Written problem:
Return each line containing the string "frac".
━━━━━ Exercise input ━━━━━
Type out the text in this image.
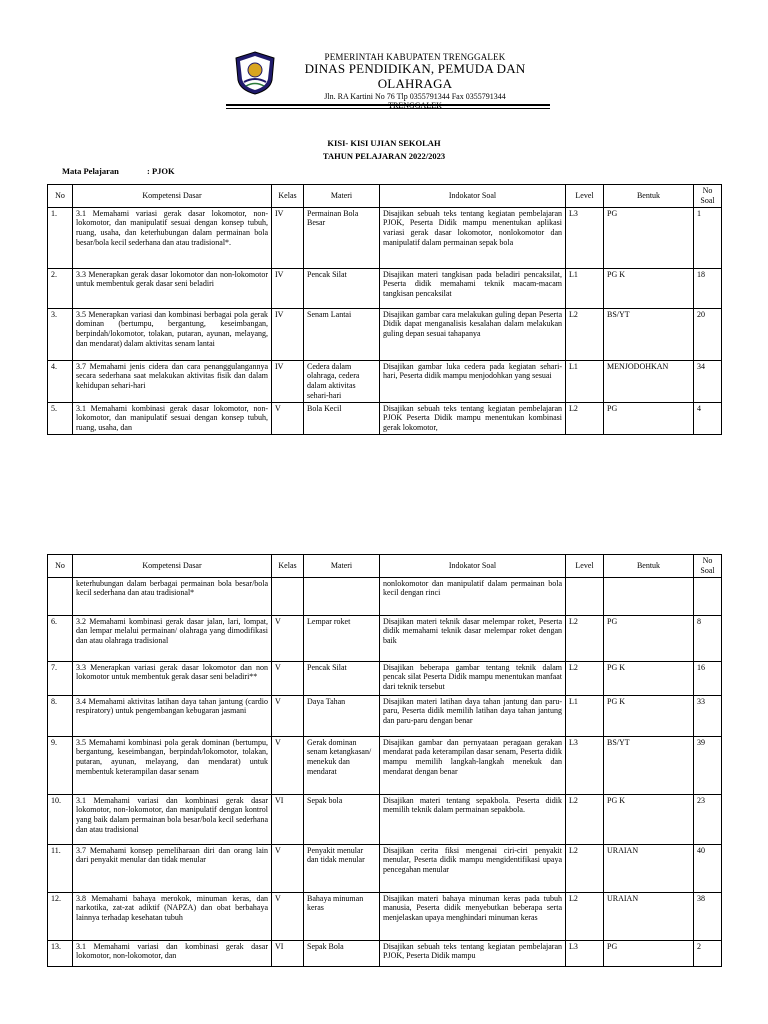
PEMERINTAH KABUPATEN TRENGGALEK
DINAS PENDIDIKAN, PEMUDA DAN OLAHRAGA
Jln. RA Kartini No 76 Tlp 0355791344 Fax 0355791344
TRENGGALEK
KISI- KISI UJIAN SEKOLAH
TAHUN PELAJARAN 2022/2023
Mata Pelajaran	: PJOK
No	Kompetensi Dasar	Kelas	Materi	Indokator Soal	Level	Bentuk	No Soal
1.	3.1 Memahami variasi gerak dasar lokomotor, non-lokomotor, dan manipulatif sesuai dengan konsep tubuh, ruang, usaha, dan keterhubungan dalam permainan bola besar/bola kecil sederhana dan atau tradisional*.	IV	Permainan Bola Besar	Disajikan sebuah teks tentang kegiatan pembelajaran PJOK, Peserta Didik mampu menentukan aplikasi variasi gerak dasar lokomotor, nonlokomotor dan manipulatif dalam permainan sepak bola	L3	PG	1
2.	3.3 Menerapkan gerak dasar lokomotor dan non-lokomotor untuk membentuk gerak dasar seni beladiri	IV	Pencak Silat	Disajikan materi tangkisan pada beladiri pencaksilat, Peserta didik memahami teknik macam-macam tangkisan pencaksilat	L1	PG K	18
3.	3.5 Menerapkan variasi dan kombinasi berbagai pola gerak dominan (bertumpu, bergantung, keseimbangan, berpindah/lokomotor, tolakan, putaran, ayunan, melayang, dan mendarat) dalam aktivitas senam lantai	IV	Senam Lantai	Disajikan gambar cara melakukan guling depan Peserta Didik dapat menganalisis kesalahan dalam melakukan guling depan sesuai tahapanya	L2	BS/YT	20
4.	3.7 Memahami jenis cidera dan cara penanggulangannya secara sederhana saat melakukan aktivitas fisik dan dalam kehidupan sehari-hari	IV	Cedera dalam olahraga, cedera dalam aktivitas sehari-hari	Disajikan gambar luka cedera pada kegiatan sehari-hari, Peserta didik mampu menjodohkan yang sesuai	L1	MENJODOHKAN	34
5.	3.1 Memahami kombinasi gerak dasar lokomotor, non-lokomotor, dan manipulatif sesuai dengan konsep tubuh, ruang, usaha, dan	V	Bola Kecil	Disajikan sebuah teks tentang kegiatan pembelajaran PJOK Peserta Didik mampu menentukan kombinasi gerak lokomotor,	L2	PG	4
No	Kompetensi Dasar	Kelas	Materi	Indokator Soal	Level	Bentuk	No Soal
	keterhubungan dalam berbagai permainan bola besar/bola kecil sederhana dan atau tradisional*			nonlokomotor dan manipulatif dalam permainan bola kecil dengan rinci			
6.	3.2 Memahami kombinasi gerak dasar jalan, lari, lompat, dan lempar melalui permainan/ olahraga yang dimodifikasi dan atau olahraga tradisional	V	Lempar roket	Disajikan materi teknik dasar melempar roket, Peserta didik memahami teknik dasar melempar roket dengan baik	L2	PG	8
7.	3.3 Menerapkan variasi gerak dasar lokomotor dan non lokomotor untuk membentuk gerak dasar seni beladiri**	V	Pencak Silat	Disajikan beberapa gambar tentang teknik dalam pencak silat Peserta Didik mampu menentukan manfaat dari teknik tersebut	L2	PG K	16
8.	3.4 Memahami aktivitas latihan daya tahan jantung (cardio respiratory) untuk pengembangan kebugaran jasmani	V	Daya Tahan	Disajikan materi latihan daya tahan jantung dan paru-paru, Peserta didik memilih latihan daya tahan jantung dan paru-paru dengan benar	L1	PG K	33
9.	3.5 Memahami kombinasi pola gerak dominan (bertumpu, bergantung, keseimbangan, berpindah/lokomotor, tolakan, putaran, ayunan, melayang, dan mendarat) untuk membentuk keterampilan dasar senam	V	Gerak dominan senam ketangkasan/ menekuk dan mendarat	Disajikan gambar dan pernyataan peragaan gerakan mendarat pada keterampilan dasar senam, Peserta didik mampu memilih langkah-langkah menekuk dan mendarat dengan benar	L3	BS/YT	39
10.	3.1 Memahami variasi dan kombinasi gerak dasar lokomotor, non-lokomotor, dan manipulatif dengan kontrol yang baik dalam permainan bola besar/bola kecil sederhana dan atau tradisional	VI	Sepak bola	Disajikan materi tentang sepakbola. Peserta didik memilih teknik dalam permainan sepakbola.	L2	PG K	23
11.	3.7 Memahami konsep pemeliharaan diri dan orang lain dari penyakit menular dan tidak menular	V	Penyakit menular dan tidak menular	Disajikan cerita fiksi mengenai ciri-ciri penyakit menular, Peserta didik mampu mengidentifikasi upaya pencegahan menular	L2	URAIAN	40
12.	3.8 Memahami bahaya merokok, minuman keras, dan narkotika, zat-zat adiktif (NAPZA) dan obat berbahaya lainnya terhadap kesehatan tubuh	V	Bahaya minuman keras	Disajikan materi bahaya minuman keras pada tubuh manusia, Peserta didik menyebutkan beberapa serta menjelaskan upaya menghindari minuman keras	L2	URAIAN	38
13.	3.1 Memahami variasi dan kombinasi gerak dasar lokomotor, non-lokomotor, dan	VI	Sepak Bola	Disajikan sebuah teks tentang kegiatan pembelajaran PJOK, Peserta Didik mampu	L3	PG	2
━━━━━
━━━━━ Exercise input ━━━━━
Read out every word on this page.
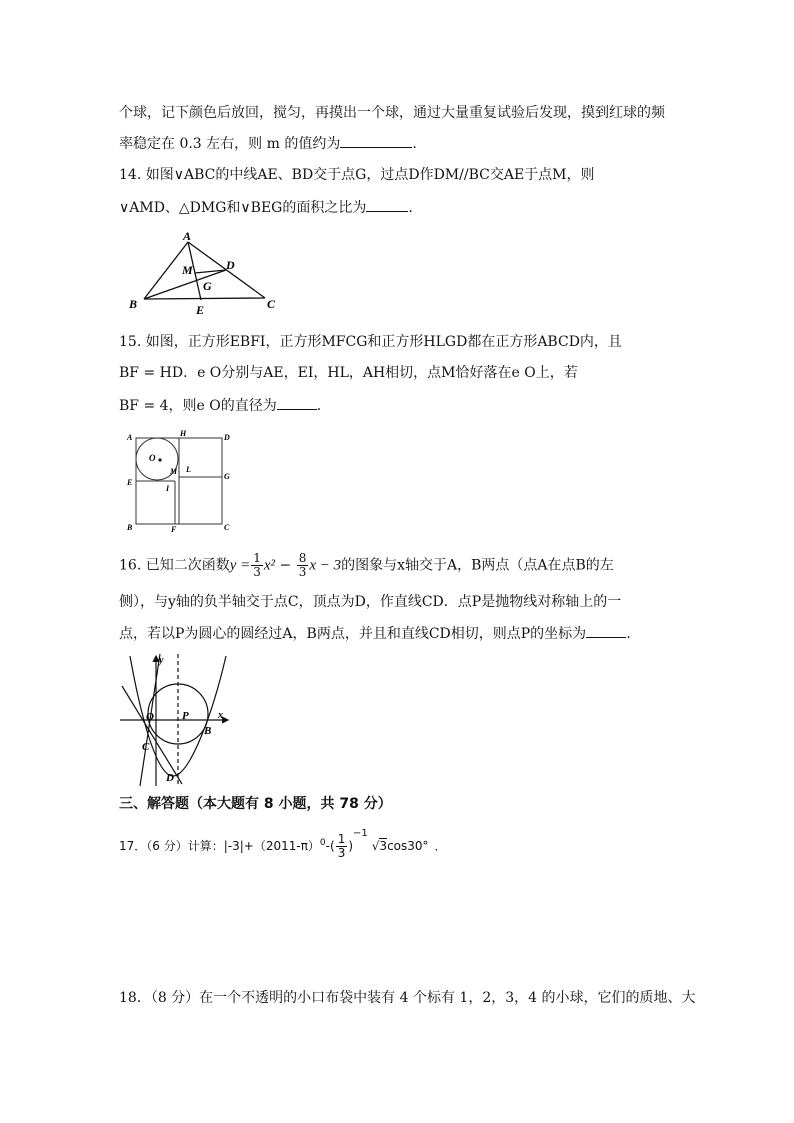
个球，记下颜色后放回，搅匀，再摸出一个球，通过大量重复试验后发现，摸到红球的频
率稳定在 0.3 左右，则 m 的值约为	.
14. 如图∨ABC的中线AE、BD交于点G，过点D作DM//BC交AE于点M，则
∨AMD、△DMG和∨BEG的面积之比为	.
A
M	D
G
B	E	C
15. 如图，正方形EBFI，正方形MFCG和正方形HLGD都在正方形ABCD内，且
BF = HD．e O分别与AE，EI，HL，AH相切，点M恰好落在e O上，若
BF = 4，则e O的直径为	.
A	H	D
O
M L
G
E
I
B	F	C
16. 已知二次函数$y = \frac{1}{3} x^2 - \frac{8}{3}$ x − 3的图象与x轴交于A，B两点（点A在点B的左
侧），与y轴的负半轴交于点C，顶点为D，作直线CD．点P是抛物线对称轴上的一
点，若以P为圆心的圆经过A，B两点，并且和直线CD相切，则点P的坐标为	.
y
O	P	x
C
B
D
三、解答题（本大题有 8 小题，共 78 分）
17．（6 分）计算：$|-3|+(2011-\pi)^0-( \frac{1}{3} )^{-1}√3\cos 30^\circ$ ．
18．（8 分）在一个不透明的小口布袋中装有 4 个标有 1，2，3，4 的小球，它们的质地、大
━━━━━
Solution to the exercise:
16. 已知二次函数$y = \frac{1}{3} x^2 - \frac{8}{3}$ x − 3的图象与x轴交于A，B两点（点A在点B的左
17．（6 分）计算：$|-3|+(2011-\pi)^0-( \frac{1}{3} )^{-1}√3\cos 30^\circ$ ．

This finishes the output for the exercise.